» Exercise goal
Skip any picture you find and retype all the remaining lines exactly.

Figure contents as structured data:
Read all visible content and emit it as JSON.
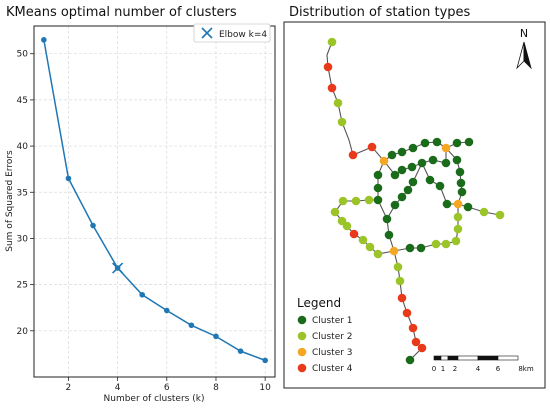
{
  "chart_data": [
    {
      "type": "line",
      "title": "KMeans optimal number of clusters",
      "xlabel": "Number of clusters (k)",
      "ylabel": "Sum of Squared Errors",
      "x": [
        1,
        2,
        3,
        4,
        5,
        6,
        7,
        8,
        9,
        10
      ],
      "series": [
        {
          "values": [
            51.5,
            36.5,
            31.4,
            26.8,
            23.9,
            22.2,
            20.6,
            19.4,
            17.8,
            16.8
          ]
        }
      ],
      "xlim": [
        0.6,
        10.4
      ],
      "ylim": [
        15,
        53
      ],
      "xticks": [
        2,
        4,
        6,
        8,
        10
      ],
      "yticks": [
        20,
        25,
        30,
        35,
        40,
        45,
        50
      ],
      "grid": true,
      "legend": {
        "placement": "top-right",
        "label": "Elbow k=4"
      },
      "elbow": {
        "x": 4,
        "y": 26.8
      },
      "colors": {
        "line": "#1f77b4",
        "grid": "#d9d9d9"
      }
    },
    {
      "type": "scatter",
      "title": "Distribution of station types",
      "north_label": "N",
      "legend": {
        "title": "Legend",
        "placement": "bottom-left",
        "items": [
          {
            "label": "Cluster 1",
            "color": "#1a6b1a"
          },
          {
            "label": "Cluster 2",
            "color": "#9bc428"
          },
          {
            "label": "Cluster 3",
            "color": "#f5a623"
          },
          {
            "label": "Cluster 4",
            "color": "#e8391a"
          }
        ]
      },
      "scale_bar": {
        "labels": [
          "0",
          "1",
          "2",
          "4",
          "6",
          "8km"
        ]
      },
      "stations": [
        [
          332,
          42,
          2
        ],
        [
          328,
          67,
          4
        ],
        [
          332,
          88,
          4
        ],
        [
          338,
          103,
          2
        ],
        [
          342,
          122,
          2
        ],
        [
          353,
          155,
          4
        ],
        [
          372,
          147,
          4
        ],
        [
          384,
          161,
          3
        ],
        [
          392,
          155,
          1
        ],
        [
          402,
          152,
          1
        ],
        [
          413,
          148,
          1
        ],
        [
          425,
          143,
          1
        ],
        [
          437,
          142,
          1
        ],
        [
          446,
          148,
          3
        ],
        [
          457,
          143,
          1
        ],
        [
          469,
          142,
          1
        ],
        [
          378,
          175,
          1
        ],
        [
          378,
          188,
          1
        ],
        [
          378,
          200,
          1
        ],
        [
          395,
          175,
          1
        ],
        [
          402,
          170,
          1
        ],
        [
          412,
          167,
          1
        ],
        [
          422,
          163,
          1
        ],
        [
          433,
          160,
          1
        ],
        [
          446,
          163,
          1
        ],
        [
          457,
          160,
          1
        ],
        [
          413,
          182,
          1
        ],
        [
          408,
          190,
          1
        ],
        [
          402,
          197,
          1
        ],
        [
          395,
          205,
          1
        ],
        [
          430,
          180,
          1
        ],
        [
          440,
          186,
          1
        ],
        [
          460,
          172,
          1
        ],
        [
          461,
          183,
          1
        ],
        [
          462,
          192,
          1
        ],
        [
          447,
          204,
          1
        ],
        [
          458,
          204,
          3
        ],
        [
          468,
          207,
          1
        ],
        [
          484,
          212,
          2
        ],
        [
          500,
          215,
          2
        ],
        [
          343,
          201,
          2
        ],
        [
          356,
          201,
          2
        ],
        [
          369,
          200,
          2
        ],
        [
          387,
          219,
          1
        ],
        [
          389,
          235,
          1
        ],
        [
          335,
          212,
          2
        ],
        [
          342,
          221,
          2
        ],
        [
          347,
          226,
          2
        ],
        [
          354,
          234,
          4
        ],
        [
          363,
          240,
          2
        ],
        [
          370,
          247,
          2
        ],
        [
          378,
          254,
          2
        ],
        [
          394,
          251,
          3
        ],
        [
          410,
          248,
          1
        ],
        [
          421,
          248,
          1
        ],
        [
          436,
          244,
          2
        ],
        [
          446,
          244,
          2
        ],
        [
          456,
          241,
          2
        ],
        [
          458,
          229,
          2
        ],
        [
          458,
          217,
          2
        ],
        [
          398,
          267,
          2
        ],
        [
          400,
          281,
          2
        ],
        [
          402,
          298,
          4
        ],
        [
          407,
          313,
          4
        ],
        [
          413,
          328,
          4
        ],
        [
          416,
          342,
          4
        ],
        [
          422,
          348,
          4
        ],
        [
          410,
          360,
          1
        ]
      ],
      "lines": [
        [
          [
            332,
            42
          ],
          [
            327,
            55
          ],
          [
            328,
            67
          ],
          [
            332,
            88
          ],
          [
            338,
            103
          ],
          [
            342,
            122
          ],
          [
            349,
            140
          ],
          [
            353,
            155
          ],
          [
            365,
            150
          ],
          [
            372,
            147
          ],
          [
            384,
            161
          ],
          [
            392,
            155
          ],
          [
            402,
            152
          ],
          [
            413,
            148
          ],
          [
            425,
            143
          ],
          [
            437,
            142
          ],
          [
            446,
            148
          ],
          [
            457,
            143
          ],
          [
            469,
            142
          ]
        ],
        [
          [
            384,
            161
          ],
          [
            378,
            175
          ],
          [
            378,
            188
          ],
          [
            378,
            200
          ],
          [
            387,
            219
          ],
          [
            389,
            235
          ],
          [
            394,
            251
          ],
          [
            398,
            267
          ],
          [
            400,
            281
          ],
          [
            402,
            298
          ],
          [
            407,
            313
          ],
          [
            413,
            328
          ],
          [
            416,
            342
          ],
          [
            422,
            348
          ],
          [
            410,
            360
          ]
        ],
        [
          [
            446,
            148
          ],
          [
            457,
            160
          ],
          [
            460,
            172
          ],
          [
            461,
            183
          ],
          [
            462,
            192
          ],
          [
            458,
            204
          ],
          [
            468,
            207
          ],
          [
            484,
            212
          ],
          [
            500,
            215
          ]
        ],
        [
          [
            384,
            161
          ],
          [
            395,
            175
          ],
          [
            402,
            170
          ],
          [
            412,
            167
          ],
          [
            422,
            163
          ],
          [
            433,
            160
          ],
          [
            446,
            163
          ],
          [
            446,
            148
          ]
        ],
        [
          [
            422,
            163
          ],
          [
            413,
            182
          ],
          [
            408,
            190
          ],
          [
            402,
            197
          ],
          [
            395,
            205
          ],
          [
            387,
            219
          ]
        ],
        [
          [
            422,
            163
          ],
          [
            430,
            180
          ],
          [
            440,
            186
          ],
          [
            447,
            204
          ],
          [
            458,
            204
          ]
        ],
        [
          [
            378,
            200
          ],
          [
            369,
            200
          ],
          [
            356,
            201
          ],
          [
            343,
            201
          ],
          [
            335,
            212
          ],
          [
            342,
            221
          ],
          [
            347,
            226
          ],
          [
            354,
            234
          ],
          [
            363,
            240
          ],
          [
            370,
            247
          ],
          [
            378,
            254
          ],
          [
            394,
            251
          ],
          [
            410,
            248
          ],
          [
            421,
            248
          ],
          [
            436,
            244
          ],
          [
            446,
            244
          ],
          [
            456,
            241
          ],
          [
            458,
            229
          ],
          [
            458,
            217
          ],
          [
            458,
            204
          ]
        ]
      ]
    }
  ]
}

» Full response
Read all visible content and emit it as JSON.
{
  "chart_data": [
    {
      "type": "line",
      "title": "KMeans optimal number of clusters",
      "xlabel": "Number of clusters (k)",
      "ylabel": "Sum of Squared Errors",
      "x": [
        1,
        2,
        3,
        4,
        5,
        6,
        7,
        8,
        9,
        10
      ],
      "series": [
        {
          "values": [
            51.5,
            36.5,
            31.4,
            26.8,
            23.9,
            22.2,
            20.6,
            19.4,
            17.8,
            16.8
          ]
        }
      ],
      "xlim": [
        0.6,
        10.4
      ],
      "ylim": [
        15,
        53
      ],
      "xticks": [
        2,
        4,
        6,
        8,
        10
      ],
      "yticks": [
        20,
        25,
        30,
        35,
        40,
        45,
        50
      ],
      "grid": true,
      "legend": {
        "placement": "top-right",
        "label": "Elbow k=4"
      },
      "elbow": {
        "x": 4,
        "y": 26.8
      },
      "colors": {
        "line": "#1f77b4",
        "grid": "#d9d9d9"
      }
    },
    {
      "type": "scatter",
      "title": "Distribution of station types",
      "north_label": "N",
      "legend": {
        "title": "Legend",
        "placement": "bottom-left",
        "items": [
          {
            "label": "Cluster 1",
            "color": "#1a6b1a"
          },
          {
            "label": "Cluster 2",
            "color": "#9bc428"
          },
          {
            "label": "Cluster 3",
            "color": "#f5a623"
          },
          {
            "label": "Cluster 4",
            "color": "#e8391a"
          }
        ]
      },
      "scale_bar": {
        "labels": [
          "0",
          "1",
          "2",
          "4",
          "6",
          "8km"
        ]
      },
      "stations": [
        [
          332,
          42,
          2
        ],
        [
          328,
          67,
          4
        ],
        [
          332,
          88,
          4
        ],
        [
          338,
          103,
          2
        ],
        [
          342,
          122,
          2
        ],
        [
          353,
          155,
          4
        ],
        [
          372,
          147,
          4
        ],
        [
          384,
          161,
          3
        ],
        [
          392,
          155,
          1
        ],
        [
          402,
          152,
          1
        ],
        [
          413,
          148,
          1
        ],
        [
          425,
          143,
          1
        ],
        [
          437,
          142,
          1
        ],
        [
          446,
          148,
          3
        ],
        [
          457,
          143,
          1
        ],
        [
          469,
          142,
          1
        ],
        [
          378,
          175,
          1
        ],
        [
          378,
          188,
          1
        ],
        [
          378,
          200,
          1
        ],
        [
          395,
          175,
          1
        ],
        [
          402,
          170,
          1
        ],
        [
          412,
          167,
          1
        ],
        [
          422,
          163,
          1
        ],
        [
          433,
          160,
          1
        ],
        [
          446,
          163,
          1
        ],
        [
          457,
          160,
          1
        ],
        [
          413,
          182,
          1
        ],
        [
          408,
          190,
          1
        ],
        [
          402,
          197,
          1
        ],
        [
          395,
          205,
          1
        ],
        [
          430,
          180,
          1
        ],
        [
          440,
          186,
          1
        ],
        [
          460,
          172,
          1
        ],
        [
          461,
          183,
          1
        ],
        [
          462,
          192,
          1
        ],
        [
          447,
          204,
          1
        ],
        [
          458,
          204,
          3
        ],
        [
          468,
          207,
          1
        ],
        [
          484,
          212,
          2
        ],
        [
          500,
          215,
          2
        ],
        [
          343,
          201,
          2
        ],
        [
          356,
          201,
          2
        ],
        [
          369,
          200,
          2
        ],
        [
          387,
          219,
          1
        ],
        [
          389,
          235,
          1
        ],
        [
          335,
          212,
          2
        ],
        [
          342,
          221,
          2
        ],
        [
          347,
          226,
          2
        ],
        [
          354,
          234,
          4
        ],
        [
          363,
          240,
          2
        ],
        [
          370,
          247,
          2
        ],
        [
          378,
          254,
          2
        ],
        [
          394,
          251,
          3
        ],
        [
          410,
          248,
          1
        ],
        [
          421,
          248,
          1
        ],
        [
          436,
          244,
          2
        ],
        [
          446,
          244,
          2
        ],
        [
          456,
          241,
          2
        ],
        [
          458,
          229,
          2
        ],
        [
          458,
          217,
          2
        ],
        [
          398,
          267,
          2
        ],
        [
          400,
          281,
          2
        ],
        [
          402,
          298,
          4
        ],
        [
          407,
          313,
          4
        ],
        [
          413,
          328,
          4
        ],
        [
          416,
          342,
          4
        ],
        [
          422,
          348,
          4
        ],
        [
          410,
          360,
          1
        ]
      ],
      "lines": [
        [
          [
            332,
            42
          ],
          [
            327,
            55
          ],
          [
            328,
            67
          ],
          [
            332,
            88
          ],
          [
            338,
            103
          ],
          [
            342,
            122
          ],
          [
            349,
            140
          ],
          [
            353,
            155
          ],
          [
            365,
            150
          ],
          [
            372,
            147
          ],
          [
            384,
            161
          ],
          [
            392,
            155
          ],
          [
            402,
            152
          ],
          [
            413,
            148
          ],
          [
            425,
            143
          ],
          [
            437,
            142
          ],
          [
            446,
            148
          ],
          [
            457,
            143
          ],
          [
            469,
            142
          ]
        ],
        [
          [
            384,
            161
          ],
          [
            378,
            175
          ],
          [
            378,
            188
          ],
          [
            378,
            200
          ],
          [
            387,
            219
          ],
          [
            389,
            235
          ],
          [
            394,
            251
          ],
          [
            398,
            267
          ],
          [
            400,
            281
          ],
          [
            402,
            298
          ],
          [
            407,
            313
          ],
          [
            413,
            328
          ],
          [
            416,
            342
          ],
          [
            422,
            348
          ],
          [
            410,
            360
          ]
        ],
        [
          [
            446,
            148
          ],
          [
            457,
            160
          ],
          [
            460,
            172
          ],
          [
            461,
            183
          ],
          [
            462,
            192
          ],
          [
            458,
            204
          ],
          [
            468,
            207
          ],
          [
            484,
            212
          ],
          [
            500,
            215
          ]
        ],
        [
          [
            384,
            161
          ],
          [
            395,
            175
          ],
          [
            402,
            170
          ],
          [
            412,
            167
          ],
          [
            422,
            163
          ],
          [
            433,
            160
          ],
          [
            446,
            163
          ],
          [
            446,
            148
          ]
        ],
        [
          [
            422,
            163
          ],
          [
            413,
            182
          ],
          [
            408,
            190
          ],
          [
            402,
            197
          ],
          [
            395,
            205
          ],
          [
            387,
            219
          ]
        ],
        [
          [
            422,
            163
          ],
          [
            430,
            180
          ],
          [
            440,
            186
          ],
          [
            447,
            204
          ],
          [
            458,
            204
          ]
        ],
        [
          [
            378,
            200
          ],
          [
            369,
            200
          ],
          [
            356,
            201
          ],
          [
            343,
            201
          ],
          [
            335,
            212
          ],
          [
            342,
            221
          ],
          [
            347,
            226
          ],
          [
            354,
            234
          ],
          [
            363,
            240
          ],
          [
            370,
            247
          ],
          [
            378,
            254
          ],
          [
            394,
            251
          ],
          [
            410,
            248
          ],
          [
            421,
            248
          ],
          [
            436,
            244
          ],
          [
            446,
            244
          ],
          [
            456,
            241
          ],
          [
            458,
            229
          ],
          [
            458,
            217
          ],
          [
            458,
            204
          ]
        ]
      ]
    }
  ]
}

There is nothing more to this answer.